| REQUIREMENT |
Output the data word for word, dropping every image.
** begin **
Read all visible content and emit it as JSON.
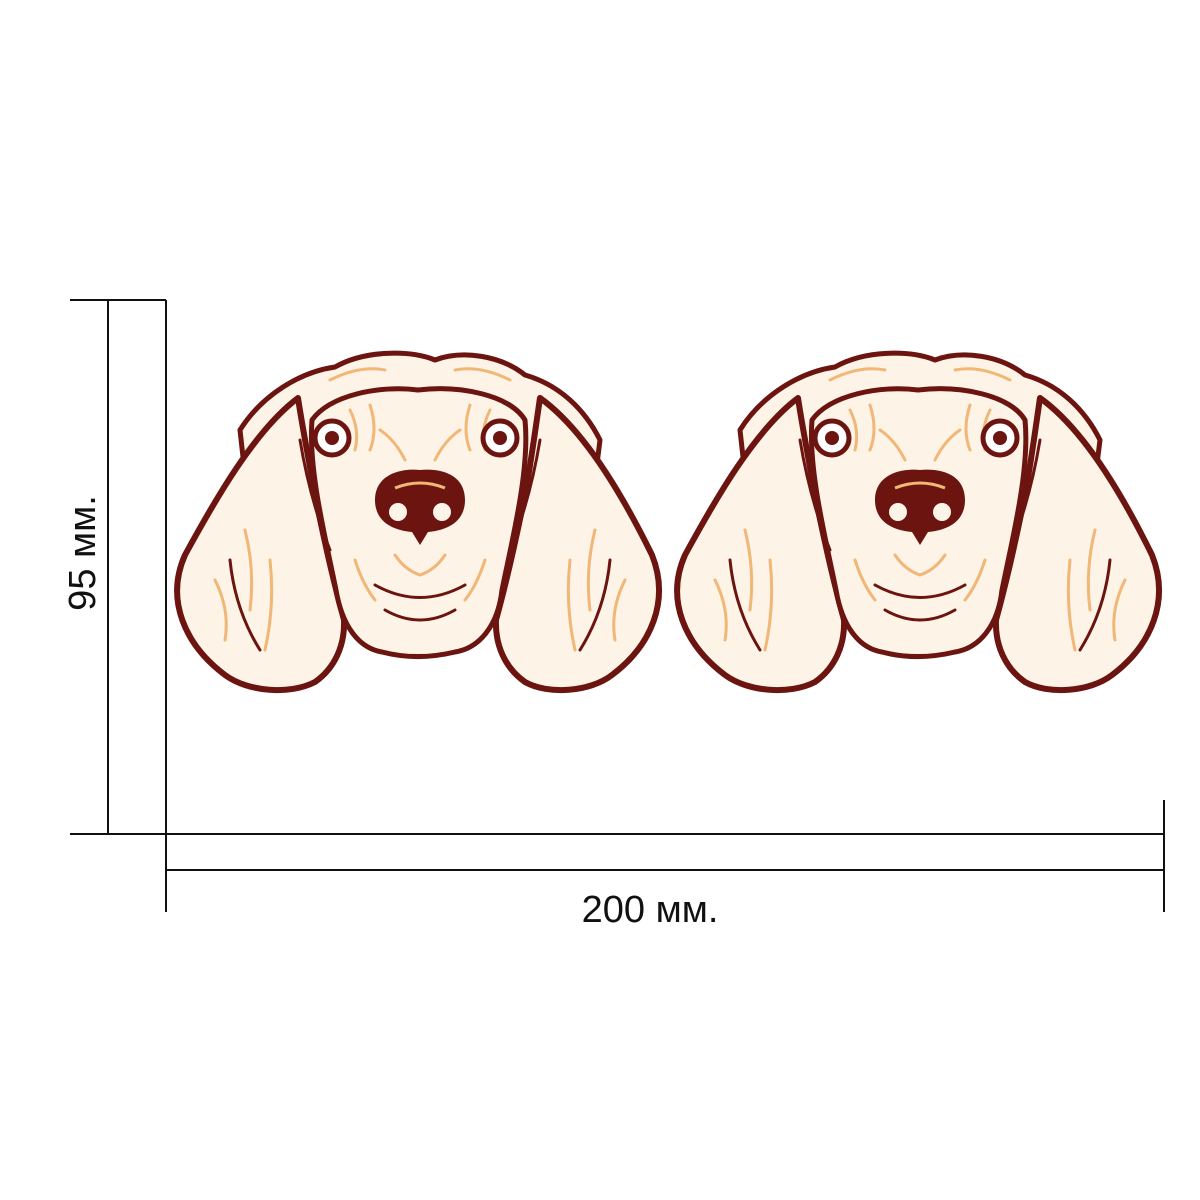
{
  "dimensions": {
    "height_label": "95 мм.",
    "width_label": "200 мм."
  },
  "sticker": {
    "subject": "beagle-head",
    "count": 2
  },
  "colors": {
    "outline": "#6b1410",
    "fur_accent": "#f1b777",
    "fur_light": "#fdf3e6",
    "dimension_line": "#111111"
  }
}
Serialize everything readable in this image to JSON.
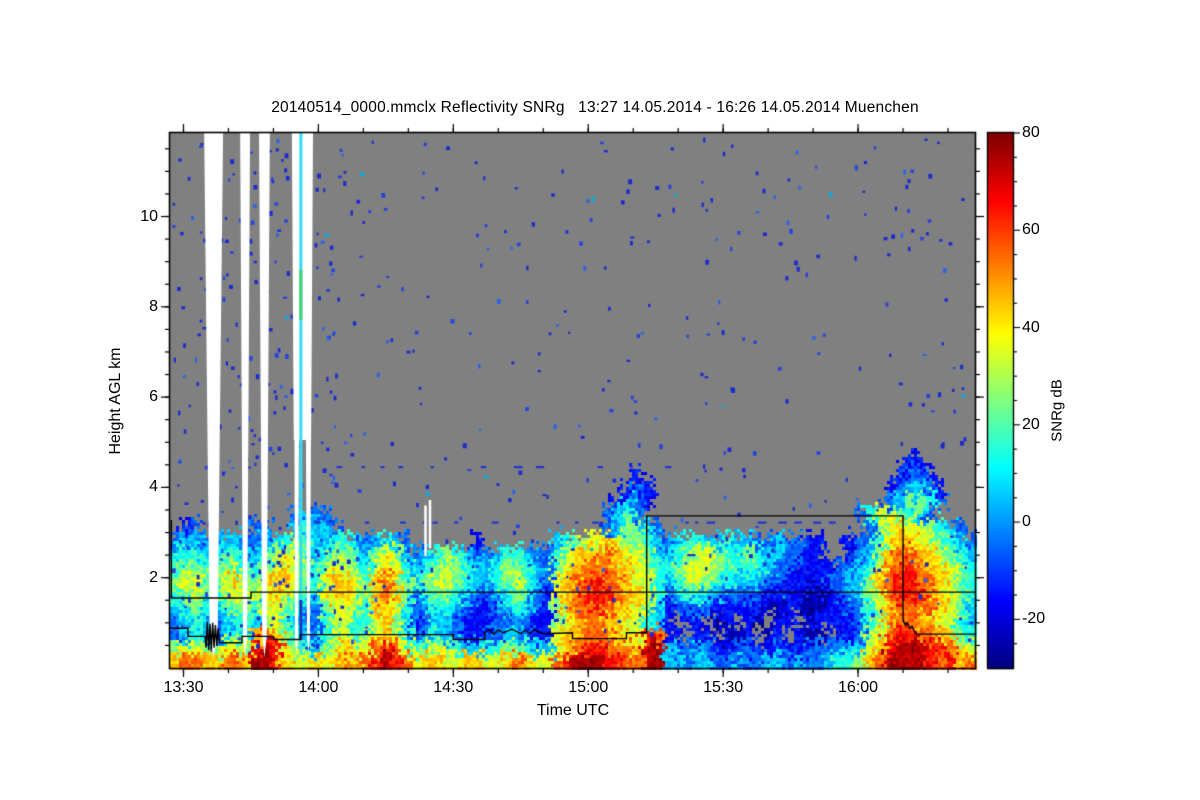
{
  "chart_data": {
    "type": "heatmap",
    "title": "20140514_0000.mmclx Reflectivity SNRg   13:27 14.05.2014 - 16:26 14.05.2014 Muenchen",
    "xlabel": "Time UTC",
    "ylabel": "Height AGL km",
    "colorbar_label": "SNRg dB",
    "x_start": "13:27",
    "x_end": "16:26",
    "x_duration_min": 179,
    "x_ticks": [
      "13:30",
      "14:00",
      "14:30",
      "15:00",
      "15:30",
      "16:00"
    ],
    "x_minor_tick_step_min": 10,
    "y_range_km": [
      0,
      11.85
    ],
    "y_ticks": [
      2,
      4,
      6,
      8,
      10
    ],
    "y_minor_tick_step_km": 0.5,
    "colorbar_range": [
      -30,
      80
    ],
    "colorbar_ticks": [
      80,
      60,
      40,
      20,
      0,
      -20
    ],
    "colorbar_minor_step": 5,
    "colormap": "jet",
    "no_signal_color": "#808080",
    "grid_on": false,
    "legend_position": "right-colorbar",
    "grid_encoding": {
      ".": null,
      "a": -25,
      "b": -15,
      "c": -5,
      "d": 5,
      "e": 15,
      "f": 25,
      "g": 35,
      "h": 45,
      "i": 55,
      "j": 65,
      "k": 75
    },
    "grid_cols": 80,
    "grid_rows": 40,
    "grid_top_km": 11.85,
    "grid_bottom_km": 0,
    "grid": [
      "................................................................................",
      "................................................................................",
      "................................................................................",
      "................................................................................",
      "................................................................................",
      "................................................................................",
      "................................................................................",
      "................................................................................",
      "................................................................................",
      "................................................................................",
      "................................................................................",
      "................................................................................",
      "................................................................................",
      "................................................................................",
      "................................................................................",
      "................................................................................",
      "................................................................................",
      "................................................................................",
      "................................................................................",
      "................................................................................",
      "................................................................................",
      "................................................................................",
      "................................................................................",
      "................................................................................",
      ".........................................................................bb.....",
      "..............................................b.........................bccb....",
      ".............................................bcb.......................bcddcb...",
      "............................................bdcb.......................cdffec...",
      "............cdcc...........................cdec.....................ceggfedc....",
      ".bc.....cc..deddc..........................cdffdc....................cfghggfedc.",
      "cddccddccddefeddeedcdedc......b.......defgghgffedcdeeddeddccdccbb..bcceghhggfedc",
      "deeddeeddefggfdeffedfgfdcdefedccdeedcceghhhihggfddefggfeefeddccbb..bcdfhiihhgfed",
      "effeefgeefghgfefggfeghgedefgfeddeffedcfghiiihhgfeefgggffeeedccbbbbccdegiijihhgfe",
      "fggffghffghhgfeghhgfhihfdfggfeddefgedcghiijiihggedefgfeedddccbbbbccddfhijjiihgfe",
      "efgfefggfghgfedghhgfhihfceffedccdefecbghijjjihhgecdeeddccccbbbbaabccdfgijjjihgfe",
      "defedeffeggfedcfggfehhgecdeedcbbcdedcbfhiijihhgfdbccccbbbbbaabbaabbcceghiiiihgfd",
      "cdedcdeedfgedcceggeeghfdbcddcbbbccdcbbfghiihhggedb.bb.ab.ba.bb.abbbbcefhiihhgged",
      "cdedcdedhihfedcefgefghgecdedcbbccddcbbghhiiihggjibb.bb.aab.ab.baa.bbcfgijjiihhfe",
      "fggffggfjkjgfedfghggijigefgfeddeeffeddghijjiiihkkdccdcbbccbbcbbccccddghjkkkjjihg",
      "hiihhiihkkjhgghghihijkjighhgghhgghihggijkkkjjiikkddcddccdccddcdccdeefhikkkkjijhi"
    ],
    "overlays": {
      "black_line_upper_t_km": [
        [
          0.3,
          3.28
        ],
        [
          0.3,
          1.55
        ],
        [
          18,
          1.55
        ],
        [
          18,
          1.68
        ],
        [
          179,
          1.68
        ]
      ],
      "black_line_lower_t_km": [
        [
          0,
          0.88
        ],
        [
          4,
          0.88
        ],
        [
          4,
          0.7
        ],
        [
          7.8,
          0.7
        ],
        [
          8.0,
          0.45
        ],
        [
          8.3,
          1.02
        ],
        [
          8.6,
          0.4
        ],
        [
          8.9,
          0.98
        ],
        [
          9.2,
          0.42
        ],
        [
          9.5,
          1.0
        ],
        [
          9.8,
          0.45
        ],
        [
          10.1,
          0.95
        ],
        [
          10.4,
          0.5
        ],
        [
          10.7,
          0.88
        ],
        [
          11.0,
          0.56
        ],
        [
          16,
          0.56
        ],
        [
          16,
          0.7
        ],
        [
          23,
          0.7
        ],
        [
          23,
          0.63
        ],
        [
          29,
          0.63
        ],
        [
          29,
          0.74
        ],
        [
          58,
          0.74
        ],
        [
          63,
          0.74
        ],
        [
          63,
          0.63
        ],
        [
          70,
          0.63
        ],
        [
          70,
          0.78
        ],
        [
          71,
          0.85
        ],
        [
          72,
          0.75
        ],
        [
          73,
          0.85
        ],
        [
          74,
          0.78
        ],
        [
          76,
          0.86
        ],
        [
          78,
          0.76
        ],
        [
          79,
          0.84
        ],
        [
          80,
          0.76
        ],
        [
          81,
          0.85
        ],
        [
          83,
          0.76
        ],
        [
          89.5,
          0.78
        ],
        [
          89.5,
          0.65
        ],
        [
          101.5,
          0.65
        ],
        [
          101.5,
          0.78
        ],
        [
          106,
          0.78
        ],
        [
          106,
          3.37
        ],
        [
          163,
          3.37
        ],
        [
          163,
          1.05
        ],
        [
          163.5,
          0.95
        ],
        [
          164,
          1.0
        ],
        [
          164.5,
          0.88
        ],
        [
          165,
          0.92
        ],
        [
          165.5,
          0.82
        ],
        [
          166,
          0.75
        ],
        [
          179,
          0.75
        ]
      ],
      "blue_dashed_lines": [
        {
          "km": 3.22,
          "t0": 29,
          "t1": 153,
          "density": "dense",
          "skip_t": [
            95,
            110
          ]
        },
        {
          "km": 4.45,
          "t0": 37,
          "t1": 119,
          "density": "sparse",
          "skip_t": null
        },
        {
          "km": 2.5,
          "t0": 115,
          "t1": 126,
          "density": "sparse",
          "skip_t": null
        },
        {
          "km": 2.5,
          "t0": 144,
          "t1": 154,
          "density": "sparse",
          "skip_t": null
        }
      ],
      "data_gap_stripes_t": [
        {
          "t0": 7.6,
          "t1": 11.8,
          "split": false
        },
        {
          "t0": 15.6,
          "t1": 17.8,
          "split": false
        },
        {
          "t0": 19.8,
          "t1": 22.2,
          "split": false
        },
        {
          "t0": 27.1,
          "t1": 31.8,
          "split": true
        }
      ],
      "thin_gap_slits": [
        {
          "t": 56.8,
          "km0": 2.48,
          "km1": 3.6
        },
        {
          "t": 57.8,
          "km0": 2.65,
          "km1": 3.72
        }
      ],
      "artifact_line": {
        "t": 29.1,
        "color_main": "#2ee0f5",
        "color_green_seg": "#43cf70",
        "color_navy_seg": "#1a34c0"
      }
    },
    "noise_speckles": {
      "count": 430,
      "left_extra_count": 170,
      "stripe_zone_count": 60,
      "colors": [
        "#1a2bd0",
        "#2743dd",
        "#2c63e6",
        "#00b0e8"
      ],
      "seed": 42
    },
    "line_color": "#000000"
  }
}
** end **
| RESPONSE TO THIS EXERCISE |
Read all visible content and emit it as JSON.
{
  "dimensions": {
    "height_label": "95 мм.",
    "width_label": "200 мм."
  },
  "sticker": {
    "subject": "beagle-head",
    "count": 2
  },
  "colors": {
    "outline": "#6b1410",
    "fur_accent": "#f1b777",
    "fur_light": "#fdf3e6",
    "dimension_line": "#111111"
  }
}
Serialize everything readable in this image to JSON.
{
  "chart_data": {
    "type": "heatmap",
    "title": "20140514_0000.mmclx Reflectivity SNRg   13:27 14.05.2014 - 16:26 14.05.2014 Muenchen",
    "xlabel": "Time UTC",
    "ylabel": "Height AGL km",
    "colorbar_label": "SNRg dB",
    "x_start": "13:27",
    "x_end": "16:26",
    "x_duration_min": 179,
    "x_ticks": [
      "13:30",
      "14:00",
      "14:30",
      "15:00",
      "15:30",
      "16:00"
    ],
    "x_minor_tick_step_min": 10,
    "y_range_km": [
      0,
      11.85
    ],
    "y_ticks": [
      2,
      4,
      6,
      8,
      10
    ],
    "y_minor_tick_step_km": 0.5,
    "colorbar_range": [
      -30,
      80
    ],
    "colorbar_ticks": [
      80,
      60,
      40,
      20,
      0,
      -20
    ],
    "colorbar_minor_step": 5,
    "colormap": "jet",
    "no_signal_color": "#808080",
    "grid_on": false,
    "legend_position": "right-colorbar",
    "grid_encoding": {
      ".": null,
      "a": -25,
      "b": -15,
      "c": -5,
      "d": 5,
      "e": 15,
      "f": 25,
      "g": 35,
      "h": 45,
      "i": 55,
      "j": 65,
      "k": 75
    },
    "grid_cols": 80,
    "grid_rows": 40,
    "grid_top_km": 11.85,
    "grid_bottom_km": 0,
    "grid": [
      "................................................................................",
      "................................................................................",
      "................................................................................",
      "................................................................................",
      "................................................................................",
      "................................................................................",
      "................................................................................",
      "................................................................................",
      "................................................................................",
      "................................................................................",
      "................................................................................",
      "................................................................................",
      "................................................................................",
      "................................................................................",
      "................................................................................",
      "................................................................................",
      "................................................................................",
      "................................................................................",
      "................................................................................",
      "................................................................................",
      "................................................................................",
      "................................................................................",
      "................................................................................",
      "................................................................................",
      ".........................................................................bb.....",
      "..............................................b.........................bccb....",
      ".............................................bcb.......................bcddcb...",
      "............................................bdcb.......................cdffec...",
      "............cdcc...........................cdec.....................ceggfedc....",
      ".bc.....cc..deddc..........................cdffdc....................cfghggfedc.",
      "cddccddccddefeddeedcdedc......b.......defgghgffedcdeeddeddccdccbb..bcceghhggfedc",
      "deeddeeddefggfdeffedfgfdcdefedccdeedcceghhhihggfddefggfeefeddccbb..bcdfhiihhgfed",
      "effeefgeefghgfefggfeghgedefgfeddeffedcfghiiihhgfeefgggffeeedccbbbbccdegiijihhgfe",
      "fggffghffghhgfeghhgfhihfdfggfeddefgedcghiijiihggedefgfeedddccbbbbccddfhijjiihgfe",
      "efgfefggfghgfedghhgfhihfceffedccdefecbghijjjihhgecdeeddccccbbbbaabccdfgijjjihgfe",
      "defedeffeggfedcfggfehhgecdeedcbbcdedcbfhiijihhgfdbccccbbbbbaabbaabbcceghiiiihgfd",
      "cdedcdeedfgedcceggeeghfdbcddcbbbccdcbbfghiihhggedb.bb.ab.ba.bb.abbbbcefhiihhgged",
      "cdedcdedhihfedcefgefghgecdedcbbccddcbbghhiiihggjibb.bb.aab.ab.baa.bbcfgijjiihhfe",
      "fggffggfjkjgfedfghggijigefgfeddeeffeddghijjiiihkkdccdcbbccbbcbbccccddghjkkkjjihg",
      "hiihhiihkkjhgghghihijkjighhgghhgghihggijkkkjjiikkddcddccdccddcdccdeefhikkkkjijhi"
    ],
    "overlays": {
      "black_line_upper_t_km": [
        [
          0.3,
          3.28
        ],
        [
          0.3,
          1.55
        ],
        [
          18,
          1.55
        ],
        [
          18,
          1.68
        ],
        [
          179,
          1.68
        ]
      ],
      "black_line_lower_t_km": [
        [
          0,
          0.88
        ],
        [
          4,
          0.88
        ],
        [
          4,
          0.7
        ],
        [
          7.8,
          0.7
        ],
        [
          8.0,
          0.45
        ],
        [
          8.3,
          1.02
        ],
        [
          8.6,
          0.4
        ],
        [
          8.9,
          0.98
        ],
        [
          9.2,
          0.42
        ],
        [
          9.5,
          1.0
        ],
        [
          9.8,
          0.45
        ],
        [
          10.1,
          0.95
        ],
        [
          10.4,
          0.5
        ],
        [
          10.7,
          0.88
        ],
        [
          11.0,
          0.56
        ],
        [
          16,
          0.56
        ],
        [
          16,
          0.7
        ],
        [
          23,
          0.7
        ],
        [
          23,
          0.63
        ],
        [
          29,
          0.63
        ],
        [
          29,
          0.74
        ],
        [
          58,
          0.74
        ],
        [
          63,
          0.74
        ],
        [
          63,
          0.63
        ],
        [
          70,
          0.63
        ],
        [
          70,
          0.78
        ],
        [
          71,
          0.85
        ],
        [
          72,
          0.75
        ],
        [
          73,
          0.85
        ],
        [
          74,
          0.78
        ],
        [
          76,
          0.86
        ],
        [
          78,
          0.76
        ],
        [
          79,
          0.84
        ],
        [
          80,
          0.76
        ],
        [
          81,
          0.85
        ],
        [
          83,
          0.76
        ],
        [
          89.5,
          0.78
        ],
        [
          89.5,
          0.65
        ],
        [
          101.5,
          0.65
        ],
        [
          101.5,
          0.78
        ],
        [
          106,
          0.78
        ],
        [
          106,
          3.37
        ],
        [
          163,
          3.37
        ],
        [
          163,
          1.05
        ],
        [
          163.5,
          0.95
        ],
        [
          164,
          1.0
        ],
        [
          164.5,
          0.88
        ],
        [
          165,
          0.92
        ],
        [
          165.5,
          0.82
        ],
        [
          166,
          0.75
        ],
        [
          179,
          0.75
        ]
      ],
      "blue_dashed_lines": [
        {
          "km": 3.22,
          "t0": 29,
          "t1": 153,
          "density": "dense",
          "skip_t": [
            95,
            110
          ]
        },
        {
          "km": 4.45,
          "t0": 37,
          "t1": 119,
          "density": "sparse",
          "skip_t": null
        },
        {
          "km": 2.5,
          "t0": 115,
          "t1": 126,
          "density": "sparse",
          "skip_t": null
        },
        {
          "km": 2.5,
          "t0": 144,
          "t1": 154,
          "density": "sparse",
          "skip_t": null
        }
      ],
      "data_gap_stripes_t": [
        {
          "t0": 7.6,
          "t1": 11.8,
          "split": false
        },
        {
          "t0": 15.6,
          "t1": 17.8,
          "split": false
        },
        {
          "t0": 19.8,
          "t1": 22.2,
          "split": false
        },
        {
          "t0": 27.1,
          "t1": 31.8,
          "split": true
        }
      ],
      "thin_gap_slits": [
        {
          "t": 56.8,
          "km0": 2.48,
          "km1": 3.6
        },
        {
          "t": 57.8,
          "km0": 2.65,
          "km1": 3.72
        }
      ],
      "artifact_line": {
        "t": 29.1,
        "color_main": "#2ee0f5",
        "color_green_seg": "#43cf70",
        "color_navy_seg": "#1a34c0"
      }
    },
    "noise_speckles": {
      "count": 430,
      "left_extra_count": 170,
      "stripe_zone_count": 60,
      "colors": [
        "#1a2bd0",
        "#2743dd",
        "#2c63e6",
        "#00b0e8"
      ],
      "seed": 42
    },
    "line_color": "#000000"
  }
}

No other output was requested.